■ AIM OF THE TASK:
What lines of the data hold the string "ylabel"? Pull each one out.
--- begin RECORDS SUPPLIED ---
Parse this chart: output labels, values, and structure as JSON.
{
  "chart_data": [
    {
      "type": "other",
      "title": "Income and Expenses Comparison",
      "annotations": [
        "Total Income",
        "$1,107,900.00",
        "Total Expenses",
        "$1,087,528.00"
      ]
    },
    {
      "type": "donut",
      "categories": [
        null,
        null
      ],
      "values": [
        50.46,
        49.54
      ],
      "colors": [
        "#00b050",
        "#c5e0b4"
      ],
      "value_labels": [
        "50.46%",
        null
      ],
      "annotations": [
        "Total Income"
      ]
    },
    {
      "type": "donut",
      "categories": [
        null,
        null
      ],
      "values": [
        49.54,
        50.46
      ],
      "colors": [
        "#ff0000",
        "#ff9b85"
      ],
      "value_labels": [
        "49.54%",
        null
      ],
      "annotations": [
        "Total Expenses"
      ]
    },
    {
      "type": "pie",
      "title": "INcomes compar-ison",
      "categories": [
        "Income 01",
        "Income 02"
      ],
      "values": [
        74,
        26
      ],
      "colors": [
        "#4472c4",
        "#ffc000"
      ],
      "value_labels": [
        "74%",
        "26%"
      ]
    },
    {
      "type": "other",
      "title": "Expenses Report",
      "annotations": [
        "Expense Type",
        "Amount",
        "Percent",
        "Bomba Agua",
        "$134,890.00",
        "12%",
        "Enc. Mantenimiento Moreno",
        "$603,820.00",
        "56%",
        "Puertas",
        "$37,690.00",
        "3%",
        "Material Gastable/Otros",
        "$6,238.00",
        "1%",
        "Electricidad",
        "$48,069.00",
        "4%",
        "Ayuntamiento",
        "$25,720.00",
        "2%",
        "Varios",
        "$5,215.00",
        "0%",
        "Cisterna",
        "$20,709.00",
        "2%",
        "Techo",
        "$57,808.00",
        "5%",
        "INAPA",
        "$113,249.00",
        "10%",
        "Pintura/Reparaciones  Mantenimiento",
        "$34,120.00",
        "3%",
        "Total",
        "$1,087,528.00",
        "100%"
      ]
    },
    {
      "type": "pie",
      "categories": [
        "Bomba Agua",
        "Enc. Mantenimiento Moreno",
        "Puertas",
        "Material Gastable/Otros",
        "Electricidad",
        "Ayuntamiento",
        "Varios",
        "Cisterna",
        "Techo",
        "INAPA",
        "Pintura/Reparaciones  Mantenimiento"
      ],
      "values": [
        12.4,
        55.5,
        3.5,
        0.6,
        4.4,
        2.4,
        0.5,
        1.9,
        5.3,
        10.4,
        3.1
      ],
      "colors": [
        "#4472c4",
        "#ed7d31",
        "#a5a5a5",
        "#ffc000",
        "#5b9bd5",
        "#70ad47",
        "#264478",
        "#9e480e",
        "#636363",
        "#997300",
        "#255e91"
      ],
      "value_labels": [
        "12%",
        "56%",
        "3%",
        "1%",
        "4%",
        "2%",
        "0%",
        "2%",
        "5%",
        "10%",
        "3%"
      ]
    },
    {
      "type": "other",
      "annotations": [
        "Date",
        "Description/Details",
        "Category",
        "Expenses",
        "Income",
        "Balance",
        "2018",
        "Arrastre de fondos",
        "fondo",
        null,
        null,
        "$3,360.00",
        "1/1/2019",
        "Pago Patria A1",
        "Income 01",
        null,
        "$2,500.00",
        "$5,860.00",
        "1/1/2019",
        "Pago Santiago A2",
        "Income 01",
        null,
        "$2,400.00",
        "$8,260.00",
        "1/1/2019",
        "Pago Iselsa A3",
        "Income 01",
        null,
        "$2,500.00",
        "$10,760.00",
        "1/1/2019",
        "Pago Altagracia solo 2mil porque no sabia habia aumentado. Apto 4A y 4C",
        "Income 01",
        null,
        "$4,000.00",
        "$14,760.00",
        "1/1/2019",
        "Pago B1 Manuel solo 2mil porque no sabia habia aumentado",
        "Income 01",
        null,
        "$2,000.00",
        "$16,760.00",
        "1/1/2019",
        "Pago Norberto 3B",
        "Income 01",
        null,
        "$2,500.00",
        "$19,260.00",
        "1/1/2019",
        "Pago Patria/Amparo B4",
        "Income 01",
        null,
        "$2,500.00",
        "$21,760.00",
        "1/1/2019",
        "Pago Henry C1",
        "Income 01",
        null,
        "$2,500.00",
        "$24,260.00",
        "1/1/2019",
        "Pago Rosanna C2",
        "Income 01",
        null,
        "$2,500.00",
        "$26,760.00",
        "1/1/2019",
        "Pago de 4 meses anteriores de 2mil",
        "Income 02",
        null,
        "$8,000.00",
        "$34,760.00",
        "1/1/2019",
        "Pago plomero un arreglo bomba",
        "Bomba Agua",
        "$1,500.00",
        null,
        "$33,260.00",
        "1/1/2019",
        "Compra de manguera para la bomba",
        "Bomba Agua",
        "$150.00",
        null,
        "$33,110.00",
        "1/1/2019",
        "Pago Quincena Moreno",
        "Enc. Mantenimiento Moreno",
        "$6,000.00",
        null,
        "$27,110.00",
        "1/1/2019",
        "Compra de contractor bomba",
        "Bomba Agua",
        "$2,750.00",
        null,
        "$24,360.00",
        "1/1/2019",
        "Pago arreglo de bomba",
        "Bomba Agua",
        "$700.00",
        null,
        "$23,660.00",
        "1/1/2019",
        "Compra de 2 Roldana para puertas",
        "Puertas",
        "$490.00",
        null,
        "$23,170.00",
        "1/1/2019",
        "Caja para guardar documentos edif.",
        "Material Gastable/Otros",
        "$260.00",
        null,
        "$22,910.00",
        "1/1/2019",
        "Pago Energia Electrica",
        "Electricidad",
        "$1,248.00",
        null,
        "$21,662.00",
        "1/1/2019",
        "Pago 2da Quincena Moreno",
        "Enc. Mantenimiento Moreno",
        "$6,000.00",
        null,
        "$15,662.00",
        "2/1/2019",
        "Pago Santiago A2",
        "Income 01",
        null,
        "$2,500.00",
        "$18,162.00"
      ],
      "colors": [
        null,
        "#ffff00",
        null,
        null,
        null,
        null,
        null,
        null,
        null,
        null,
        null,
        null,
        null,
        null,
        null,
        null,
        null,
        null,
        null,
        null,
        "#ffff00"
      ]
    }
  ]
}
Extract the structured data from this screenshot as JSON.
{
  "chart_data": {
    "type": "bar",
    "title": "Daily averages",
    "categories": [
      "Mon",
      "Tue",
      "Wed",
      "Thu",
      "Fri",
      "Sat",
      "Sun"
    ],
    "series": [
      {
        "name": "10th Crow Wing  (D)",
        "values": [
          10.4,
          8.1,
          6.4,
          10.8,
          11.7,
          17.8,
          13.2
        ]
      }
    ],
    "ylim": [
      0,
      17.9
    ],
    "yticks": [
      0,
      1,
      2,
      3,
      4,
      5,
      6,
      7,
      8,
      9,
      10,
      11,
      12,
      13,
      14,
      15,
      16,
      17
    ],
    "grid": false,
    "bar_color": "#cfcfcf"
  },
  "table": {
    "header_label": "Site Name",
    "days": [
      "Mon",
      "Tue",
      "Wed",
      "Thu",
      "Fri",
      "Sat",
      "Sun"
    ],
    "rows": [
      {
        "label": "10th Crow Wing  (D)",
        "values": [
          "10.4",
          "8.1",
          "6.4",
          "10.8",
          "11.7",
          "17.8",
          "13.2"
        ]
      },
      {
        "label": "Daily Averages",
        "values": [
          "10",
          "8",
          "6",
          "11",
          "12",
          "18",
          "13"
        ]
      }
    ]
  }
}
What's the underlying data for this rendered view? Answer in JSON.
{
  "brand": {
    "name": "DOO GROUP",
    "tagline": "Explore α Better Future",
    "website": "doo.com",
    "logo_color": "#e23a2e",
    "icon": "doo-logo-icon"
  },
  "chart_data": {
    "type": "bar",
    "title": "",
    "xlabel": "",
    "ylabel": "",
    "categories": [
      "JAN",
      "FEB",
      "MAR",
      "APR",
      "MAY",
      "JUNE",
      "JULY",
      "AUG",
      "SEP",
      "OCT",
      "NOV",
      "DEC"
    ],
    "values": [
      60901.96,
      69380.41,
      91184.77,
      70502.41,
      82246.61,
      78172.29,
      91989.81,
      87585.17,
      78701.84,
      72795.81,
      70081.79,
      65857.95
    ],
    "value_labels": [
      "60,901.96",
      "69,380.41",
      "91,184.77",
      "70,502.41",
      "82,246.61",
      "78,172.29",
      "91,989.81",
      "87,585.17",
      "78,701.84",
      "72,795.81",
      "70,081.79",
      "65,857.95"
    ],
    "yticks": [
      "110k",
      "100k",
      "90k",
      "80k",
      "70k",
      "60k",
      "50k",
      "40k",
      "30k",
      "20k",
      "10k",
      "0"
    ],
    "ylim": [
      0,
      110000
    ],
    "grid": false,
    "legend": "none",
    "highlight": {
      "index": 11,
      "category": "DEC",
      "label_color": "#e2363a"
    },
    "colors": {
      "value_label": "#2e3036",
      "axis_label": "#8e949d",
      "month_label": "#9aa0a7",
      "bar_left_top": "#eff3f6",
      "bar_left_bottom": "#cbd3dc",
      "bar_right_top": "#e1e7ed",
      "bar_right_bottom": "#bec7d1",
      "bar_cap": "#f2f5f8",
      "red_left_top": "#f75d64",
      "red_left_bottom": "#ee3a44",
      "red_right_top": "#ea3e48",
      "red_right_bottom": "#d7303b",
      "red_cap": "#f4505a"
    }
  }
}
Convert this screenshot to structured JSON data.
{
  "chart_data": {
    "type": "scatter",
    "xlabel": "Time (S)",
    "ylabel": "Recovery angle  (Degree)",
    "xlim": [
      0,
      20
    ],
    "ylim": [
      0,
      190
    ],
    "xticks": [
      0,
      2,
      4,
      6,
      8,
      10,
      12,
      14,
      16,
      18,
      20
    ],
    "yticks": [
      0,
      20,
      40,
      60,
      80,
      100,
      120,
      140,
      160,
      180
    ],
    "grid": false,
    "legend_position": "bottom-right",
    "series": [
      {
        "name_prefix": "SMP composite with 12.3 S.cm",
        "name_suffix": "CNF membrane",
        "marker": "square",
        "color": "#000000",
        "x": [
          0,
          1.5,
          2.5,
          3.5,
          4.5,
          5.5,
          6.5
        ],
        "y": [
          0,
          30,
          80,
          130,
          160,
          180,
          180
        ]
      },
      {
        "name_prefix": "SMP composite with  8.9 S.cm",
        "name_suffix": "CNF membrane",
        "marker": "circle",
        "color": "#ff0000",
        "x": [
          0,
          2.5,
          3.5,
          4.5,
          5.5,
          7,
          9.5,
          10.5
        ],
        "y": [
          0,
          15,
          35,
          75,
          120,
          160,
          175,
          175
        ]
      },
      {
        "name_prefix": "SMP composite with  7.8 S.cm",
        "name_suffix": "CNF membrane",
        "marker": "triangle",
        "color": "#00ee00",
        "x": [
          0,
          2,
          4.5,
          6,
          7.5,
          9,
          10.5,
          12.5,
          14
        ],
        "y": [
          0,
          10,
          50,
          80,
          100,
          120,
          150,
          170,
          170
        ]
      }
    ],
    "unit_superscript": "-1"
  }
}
--- end RECORDS SUPPLIED ---
■ WRITTEN ANSWER:
    "ylabel": "",
    "ylabel": "Recovery angle  (Degree)",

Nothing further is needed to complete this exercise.